Aim: All the entries need to be quoted exactly, apart from the pictures, which you should drop.

Data shown:
----------

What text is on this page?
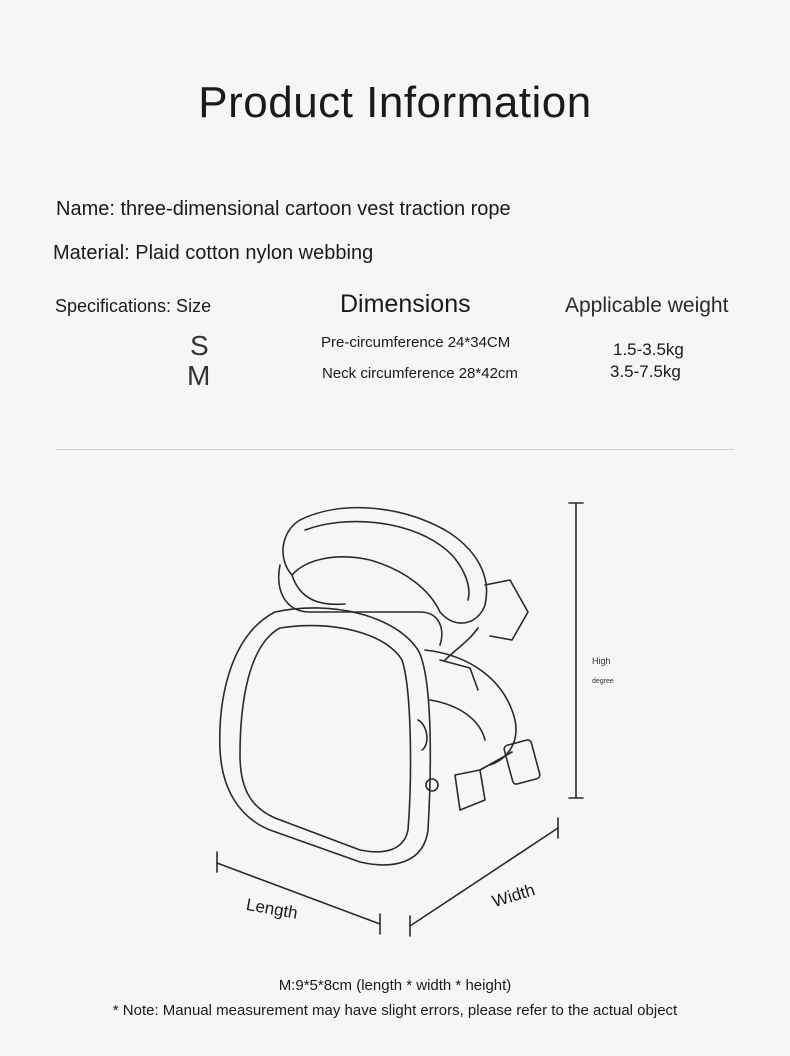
Product Information
Name: three-dimensional cartoon vest traction rope
Material: Plaid cotton nylon webbing
Specifications: Size	Dimensions	Applicable weight
S	Pre-circumference 24*34CM	1.5-3.5kg
M	Neck circumference 28*42cm	3.5-7.5kg
High
degree
Length	Width
M:9*5*8cm (length * width * height)
* Note: Manual measurement may have slight errors, please refer to the actual object
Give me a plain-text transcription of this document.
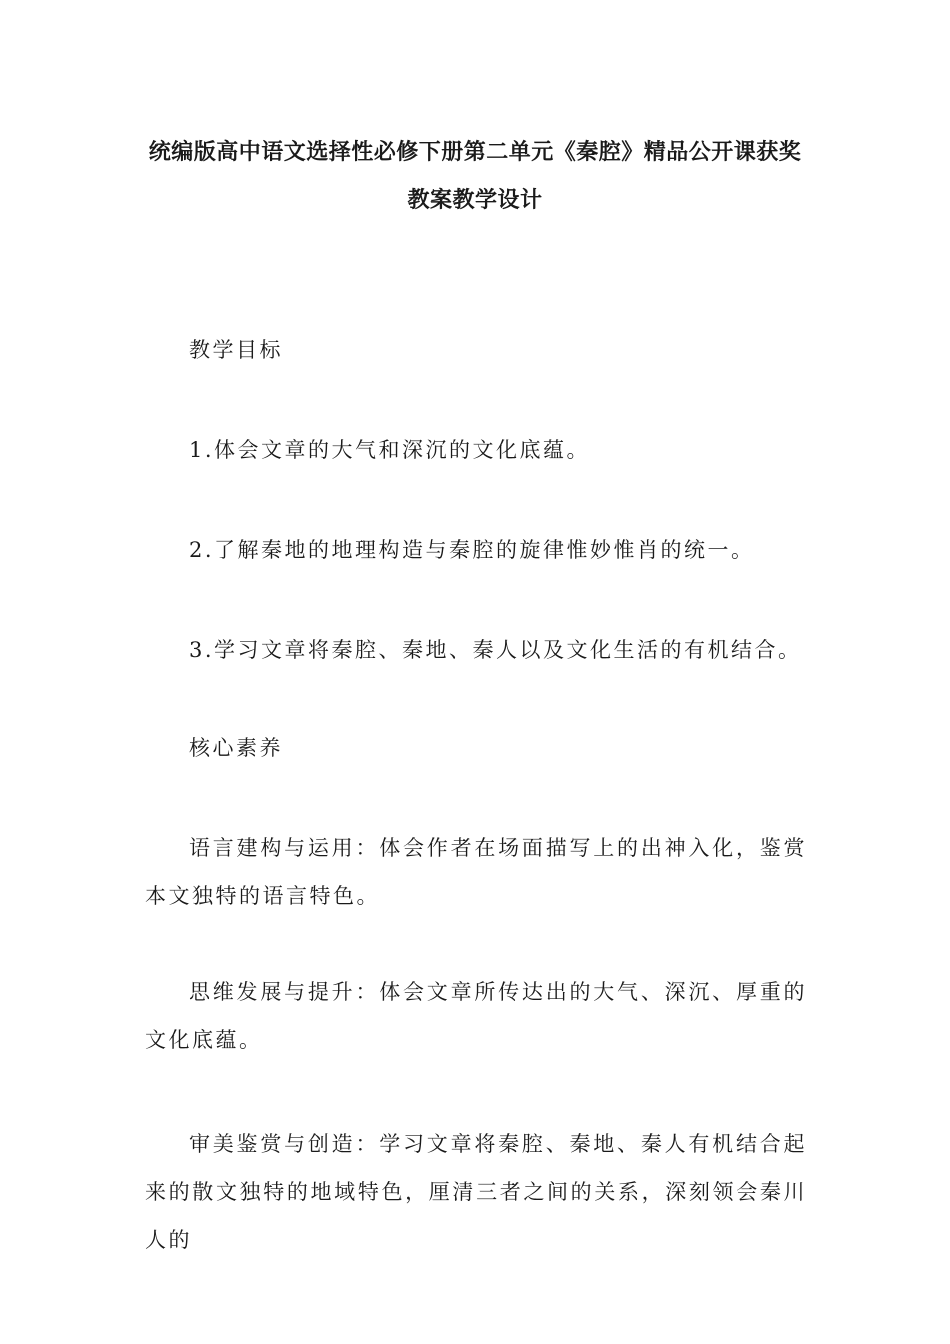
统编版高中语文选择性必修下册第二单元《秦腔》精品公开课获奖
教案教学设计
教学目标
1.体会文章的大气和深沉的文化底蕴。
2.了解秦地的地理构造与秦腔的旋律惟妙惟肖的统一。
3.学习文章将秦腔、秦地、秦人以及文化生活的有机结合。
核心素养
语言建构与运用：体会作者在场面描写上的出神入化，鉴赏本文独特的语言特色。
思维发展与提升：体会文章所传达出的大气、深沉、厚重的文化底蕴。
审美鉴赏与创造：学习文章将秦腔、秦地、秦人有机结合起来的散文独特的地域特色，厘清三者之间的关系，深刻领会秦川人的
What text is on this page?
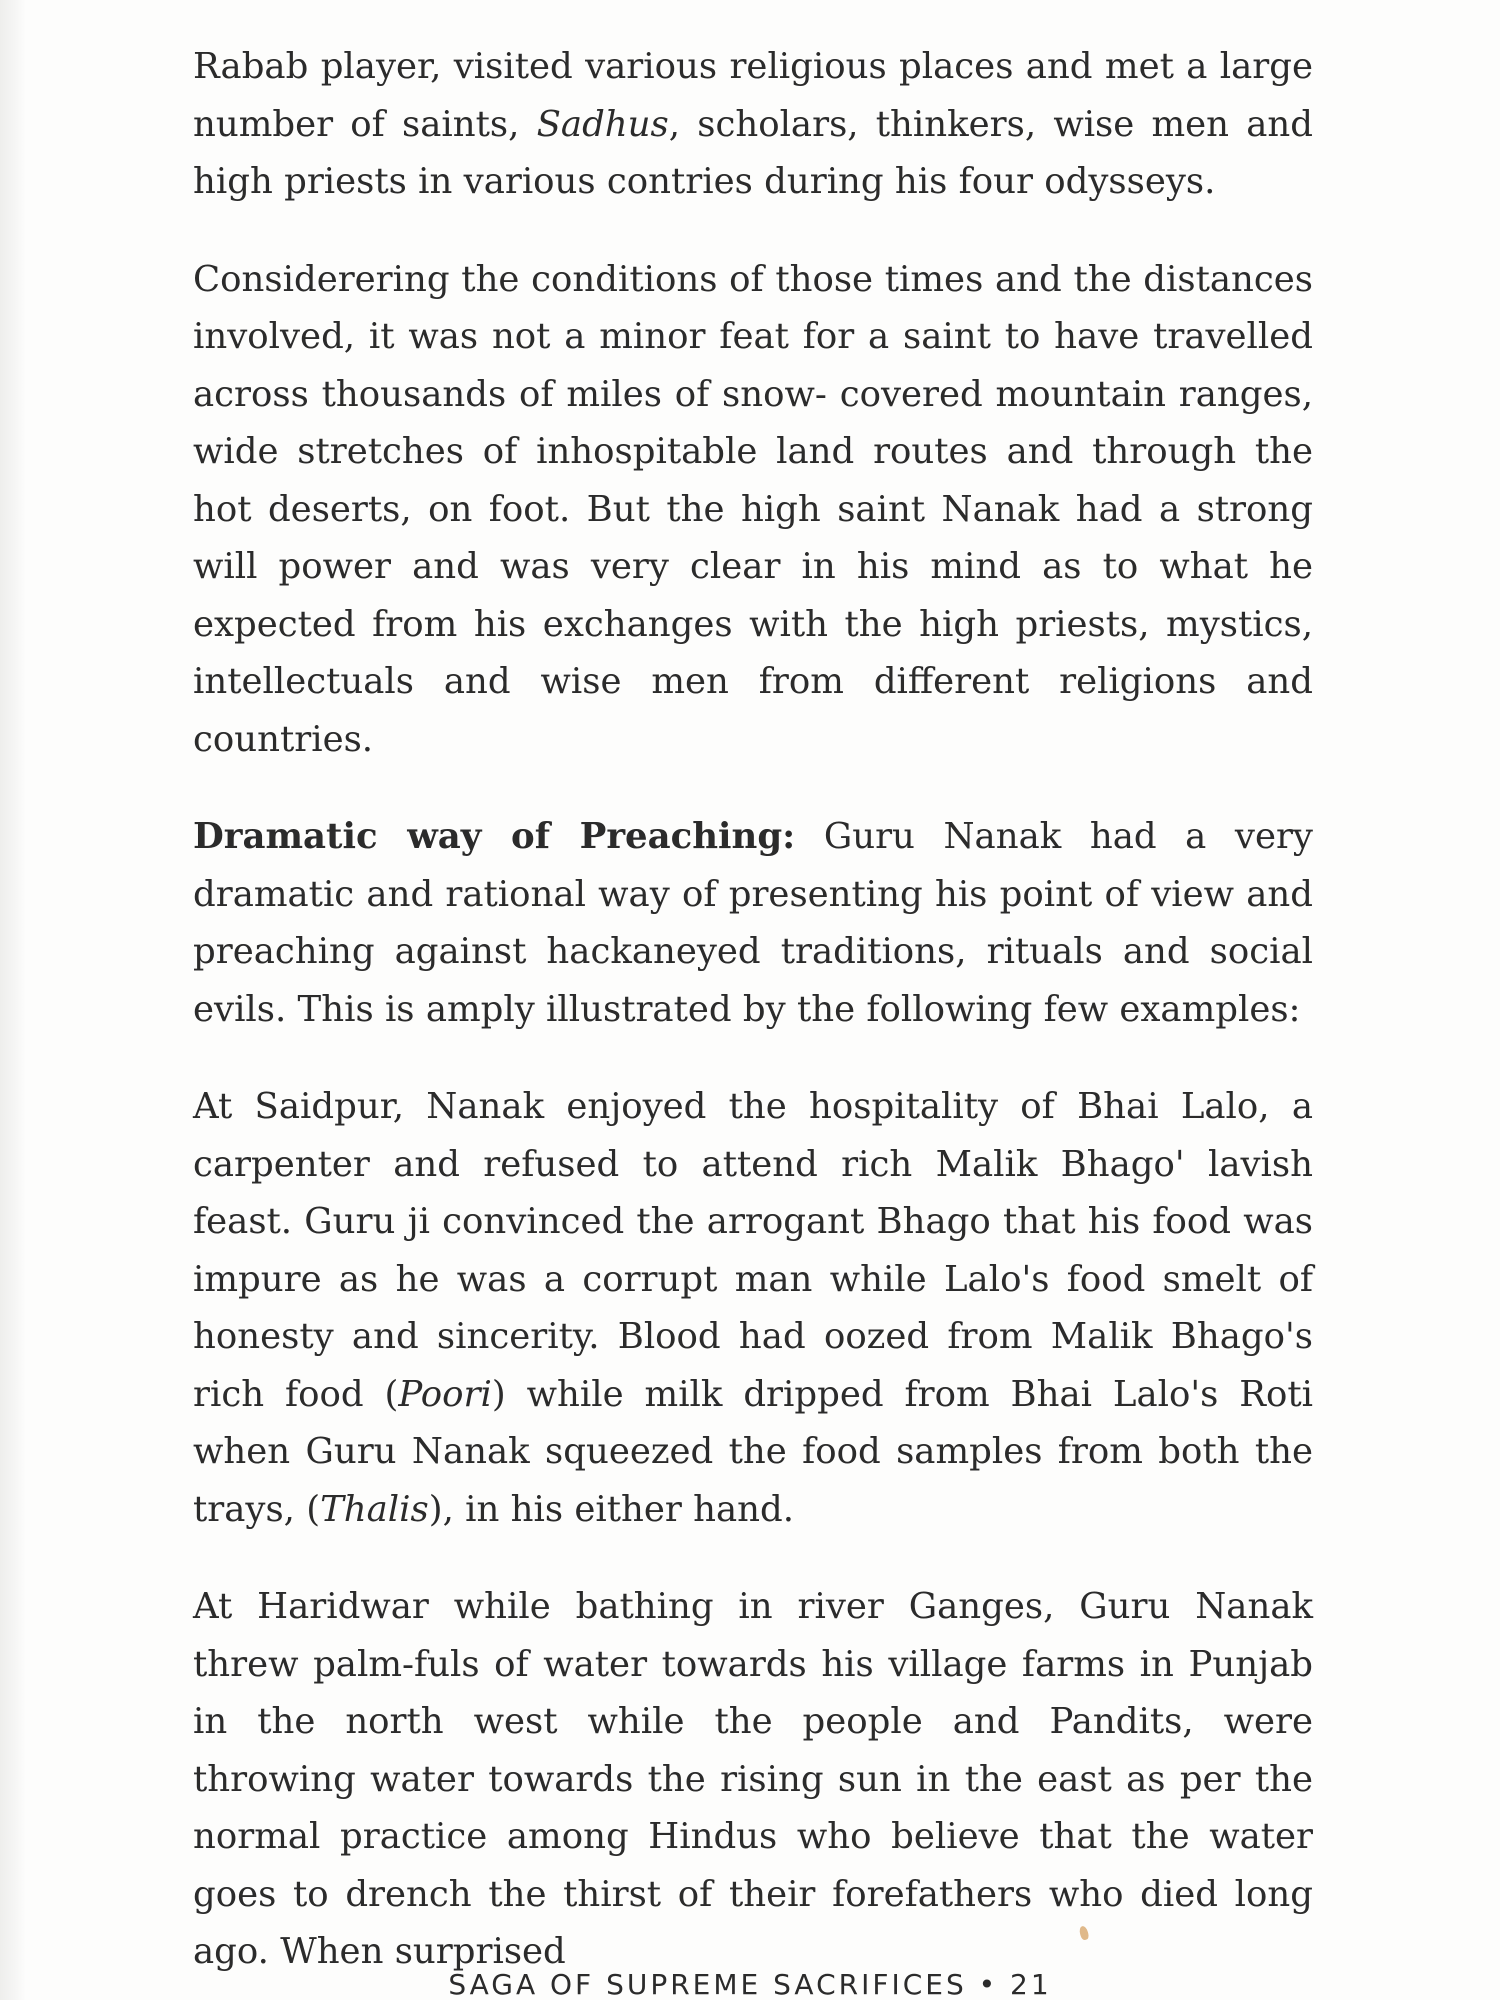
Rabab player, visited various religious places and met a large number of saints, Sadhus, scholars, thinkers, wise men and high priests in various contries during his four odysseys.

Considerering the conditions of those times and the distances involved, it was not a minor feat for a saint to have travelled across thousands of miles of snow- covered mountain ranges, wide stretches of inhospitable land routes and through the hot deserts, on foot. But the high saint Nanak had a strong will power and was very clear in his mind as to what he expected from his exchanges with the high priests, mystics, intellectuals and wise men from different religions and countries.

Dramatic way of Preaching: Guru Nanak had a very dramatic and rational way of presenting his point of view and preaching against hackaneyed traditions, rituals and social evils. This is amply illustrated by the following few examples:

At Saidpur, Nanak enjoyed the hospitality of Bhai Lalo, a carpenter and refused to attend rich Malik Bhago' lavish feast. Guru ji convinced the arrogant Bhago that his food was impure as he was a corrupt man while Lalo's food smelt of honesty and sincerity. Blood had oozed from Malik Bhago's rich food (Poori) while milk dripped from Bhai Lalo's Roti when Guru Nanak squeezed the food samples from both the trays, (Thalis), in his either hand.

At Haridwar while bathing in river Ganges, Guru Nanak threw palm-fuls of water towards his village farms in Punjab in the north west while the people and Pandits, were throwing water towards the rising sun in the east as per the normal practice among Hindus who believe that the water goes to drench the thirst of their forefathers who died long ago. When surprised

SAGA OF SUPREME SACRIFICES • 21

----------

Answer to the exercise:
What text is on this page?
Product Information
Name: three-dimensional cartoon vest traction rope
Material: Plaid cotton nylon webbing
Specifications: Size	Dimensions	Applicable weight
S	Pre-circumference 24*34CM	1.5-3.5kg
M	Neck circumference 28*42cm	3.5-7.5kg
High
degree
Length	Width
M:9*5*8cm (length * width * height)
* Note: Manual measurement may have slight errors, please refer to the actual object
Give me a plain-text transcription of this document.
统编版高中语文选择性必修下册第二单元《秦腔》精品公开课获奖
教案教学设计
教学目标
1.体会文章的大气和深沉的文化底蕴。
2.了解秦地的地理构造与秦腔的旋律惟妙惟肖的统一。
3.学习文章将秦腔、秦地、秦人以及文化生活的有机结合。
核心素养
语言建构与运用：体会作者在场面描写上的出神入化，鉴赏本文独特的语言特色。
思维发展与提升：体会文章所传达出的大气、深沉、厚重的文化底蕴。
审美鉴赏与创造：学习文章将秦腔、秦地、秦人有机结合起来的散文独特的地域特色，厘清三者之间的关系，深刻领会秦川人的
What text is on this page?
Rabab player, visited various religious places and met a large number of saints, Sadhus, scholars, thinkers, wise men and high priests in various contries during his four odysseys.

Considerering the conditions of those times and the distances involved, it was not a minor feat for a saint to have travelled across thousands of miles of snow- covered mountain ranges, wide stretches of inhospitable land routes and through the hot deserts, on foot. But the high saint Nanak had a strong will power and was very clear in his mind as to what he expected from his exchanges with the high priests, mystics, intellectuals and wise men from different religions and countries.

Dramatic way of Preaching: Guru Nanak had a very dramatic and rational way of presenting his point of view and preaching against hackaneyed traditions, rituals and social evils. This is amply illustrated by the following few examples:

At Saidpur, Nanak enjoyed the hospitality of Bhai Lalo, a carpenter and refused to attend rich Malik Bhago' lavish feast. Guru ji convinced the arrogant Bhago that his food was impure as he was a corrupt man while Lalo's food smelt of honesty and sincerity. Blood had oozed from Malik Bhago's rich food (Poori) while milk dripped from Bhai Lalo's Roti when Guru Nanak squeezed the food samples from both the trays, (Thalis), in his either hand.

At Haridwar while bathing in river Ganges, Guru Nanak threw palm-fuls of water towards his village farms in Punjab in the north west while the people and Pandits, were throwing water towards the rising sun in the east as per the normal practice among Hindus who believe that the water goes to drench the thirst of their forefathers who died long ago. When surprised

SAGA OF SUPREME SACRIFICES • 21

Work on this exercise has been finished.